--- Source ---
⁂
The Physical Cluster Replication dashboard in the DB Console lets you monitor the physical cluster replication streams between a primary and standby cluster.
To view this dashboard, access the DB Console for your standby cluster, click Metrics on the left-hand navigation bar, and select Physical Cluster Replication from the Dashboard dropdown.
The Physical Cluster Replication dashboard is distinct from the Replication dashboard, which tracks metrics related to how data is replicated across the cluster, e.g., range status, replicas per store, and replica quiescence.
Dashboard navigation
Use the Graph menu to display metrics for your entire cluster or for a specific node.
To the right of the Graph and Dashboard menus, a time interval selector allows you to filter the view for a predefined or custom time interval. Use the navigation buttons to move to the previous, next, or current time interval. When you select a time interval, the same interval is selected in the SQL Activity pages. However, if you select 10 or 30 minutes, the interval defaults to 1 hour in SQL Activity pages.
Hovering your mouse pointer over the graph title will display a tooltip with a description and the metrics used to create the graph.
When hovering on graphs, crosshair lines will appear at your mouse pointer. The series' values corresponding to the given time in the cross hairs are displayed in the legend under the graph. Hovering the mouse pointer on a given series displays the corresponding value near the mouse pointer and highlights the series line (graying out other series lines). Click anywhere within the graph to freeze the values in place. Click anywhere within the graph again to cause the values to change with your mouse movements once more.
⁂
--- Extracted entries ---
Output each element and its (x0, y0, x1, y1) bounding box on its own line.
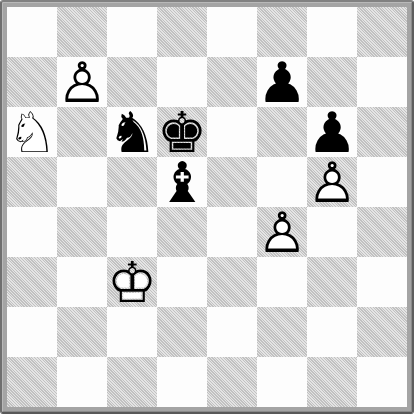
square-e5[interactable] (207, 157, 257, 207)
square-h2[interactable] (357, 307, 407, 357)
square-a5[interactable] (7, 157, 57, 207)
square-b1[interactable] (57, 357, 107, 407)
piece-black-bishop-d5: ♝ (157, 157, 207, 207)
square-a4[interactable] (7, 207, 57, 257)
white-pawn-icon: ♙ (307, 158, 357, 208)
square-a6[interactable]: ♞♘ (7, 107, 57, 157)
piece-white-pawn-g5: ♟♙ (307, 157, 357, 207)
square-a3[interactable] (7, 257, 57, 307)
black-knight-icon: ♞ (107, 108, 157, 158)
square-f4[interactable]: ♟♙ (257, 207, 307, 257)
square-h8[interactable] (357, 7, 407, 57)
square-d5[interactable]: ♝ (157, 157, 207, 207)
square-f7[interactable]: ♟ (257, 57, 307, 107)
square-h5[interactable] (357, 157, 407, 207)
square-e6[interactable] (207, 107, 257, 157)
square-h1[interactable] (357, 357, 407, 407)
square-f6[interactable] (257, 107, 307, 157)
piece-black-pawn-f7: ♟ (257, 57, 307, 107)
square-c5[interactable] (107, 157, 157, 207)
black-bishop-icon: ♝ (157, 158, 207, 208)
square-g5[interactable]: ♟♙ (307, 157, 357, 207)
square-d1[interactable] (157, 357, 207, 407)
square-b6[interactable] (57, 107, 107, 157)
square-f2[interactable] (257, 307, 307, 357)
piece-black-knight-c6: ♞ (107, 107, 157, 157)
square-g1[interactable] (307, 357, 357, 407)
square-c8[interactable] (107, 7, 157, 57)
square-b3[interactable] (57, 257, 107, 307)
square-a2[interactable] (7, 307, 57, 357)
square-d3[interactable] (157, 257, 207, 307)
square-a8[interactable] (7, 7, 57, 57)
piece-white-king-c3: ♚♔ (107, 257, 157, 307)
piece-white-pawn-f4: ♟♙ (257, 207, 307, 257)
square-c6[interactable]: ♞ (107, 107, 157, 157)
square-e1[interactable] (207, 357, 257, 407)
square-b5[interactable] (57, 157, 107, 207)
square-a1[interactable] (7, 357, 57, 407)
square-e3[interactable] (207, 257, 257, 307)
chessboard: ♟♙♟♞♘♞♚♟♝♟♙♟♙♚♔ (7, 7, 407, 407)
square-g2[interactable] (307, 307, 357, 357)
white-king-icon: ♔ (107, 258, 157, 308)
square-e4[interactable] (207, 207, 257, 257)
square-b4[interactable] (57, 207, 107, 257)
piece-white-knight-a6: ♞♘ (7, 107, 57, 157)
square-g8[interactable] (307, 7, 357, 57)
white-knight-icon: ♘ (7, 108, 57, 158)
piece-white-pawn-b7: ♟♙ (57, 57, 107, 107)
square-b7[interactable]: ♟♙ (57, 57, 107, 107)
square-d8[interactable] (157, 7, 207, 57)
white-pawn-icon: ♙ (257, 208, 307, 258)
square-e2[interactable] (207, 307, 257, 357)
white-pawn-icon: ♙ (57, 58, 107, 108)
square-b2[interactable] (57, 307, 107, 357)
square-h7[interactable] (357, 57, 407, 107)
square-d2[interactable] (157, 307, 207, 357)
square-g4[interactable] (307, 207, 357, 257)
square-h3[interactable] (357, 257, 407, 307)
square-c2[interactable] (107, 307, 157, 357)
square-c1[interactable] (107, 357, 157, 407)
square-e7[interactable] (207, 57, 257, 107)
square-d4[interactable] (157, 207, 207, 257)
square-c3[interactable]: ♚♔ (107, 257, 157, 307)
square-f3[interactable] (257, 257, 307, 307)
black-pawn-icon: ♟ (257, 58, 307, 108)
square-f1[interactable] (257, 357, 307, 407)
square-h6[interactable] (357, 107, 407, 157)
square-e8[interactable] (207, 7, 257, 57)
chessboard-frame: ♟♙♟♞♘♞♚♟♝♟♙♟♙♚♔ (0, 0, 414, 414)
square-g3[interactable] (307, 257, 357, 307)
square-h4[interactable] (357, 207, 407, 257)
⁂
--- What this exercise asks ---
1. Using the text on the Physical Cluster Replication dashboard, not the rows, decide whether each statement below agrees with it. Give yes or no for each, along with the text's deciding words quoted exactly. (a) The dashboard is viewed from the DB Console of the primary cluster. (b) Choosing a 30-minute interval makes the SQL Activity pages show 1 hour. (c) Clicking within a graph a second time keeps its values frozen.
2. Proceed with the text on the Physical Cluster Replication dashboard, starting after its final sentence.

--- Answers to the problems ---
1.
(a) No: "access the DB Console for your standby cluster"
(b) Yes: "However, if you select 10 or 30 minutes, the interval defaults to 1 hour in SQL Activity pages."
(c) No: "Click anywhere within the graph again to cause the values to change with your mouse movements once more."

2.
In the legend, click on an individual series to isolate it on the graph. The other series will be hidden, while the hover will still work. Click the individual series again to make the other series visible. If there are many series, a scrollbar may appear on the right of the legend. This is to limit the size of the legend so that it does not get endlessly large, particularly on clusters with many nodes.
The Physical Cluster Replication dashboard displays the following time-series graphs:
Logical bytes
The Logical Bytes graph displays the throughput of the replicated bytes. The graph displays the rate at which the logical bytes (sum of keys + values) are ingested by all replication jobs.
Hovering over the graph displays:
- The date and time.
- The number of logical bytes replicated.
When you start a replication stream, the Logical Bytes graph will record a spike of throughput as the initial scan completes.
SST bytes
The SST Bytes graph displays the rate at which all SST bytes are sent to the KV layer by physical cluster replication jobs.
Hovering over the graph displays:
- The date and time.
- The number of SST bytes replicated.
Replication lag
New in v24.1: The Replication Lag graph displays the replication lag between the primary and standby cluster. This is the time between the most up-to-date replicated time and the actual time.
Hovering over the graph displays:
- The specific date and time of the replication lag.
- The reported replication lag time.
Summary and events
Summary panel
A Summary panel of key metrics is displayed to the right of the timeseries graphs.
Metric | Description |
---|---|
Total Nodes | The total number of nodes in the cluster. Decommissioned nodes are not included in this count. |
Capacity Used | The storage capacity used as a percentage of usable capacity allocated across all nodes. |
Unavailable Ranges | The number of unavailable ranges in the cluster. A non-zero number indicates an unstable cluster. |
Queries per second | The total number of SELECT , UPDATE , INSERT , and DELETE queries executed per second across the cluster. |
P99 Latency | The 99th percentile of service latency. |
If you are testing your deployment locally with multiple CockroachDB nodes running on a single machine (this is not recommended in production), you must explicitly set the store size per node in order to display the correct capacity. Otherwise, the machine's actual disk capacity will be counted as a separate store for each node, thus inflating the computed capacity.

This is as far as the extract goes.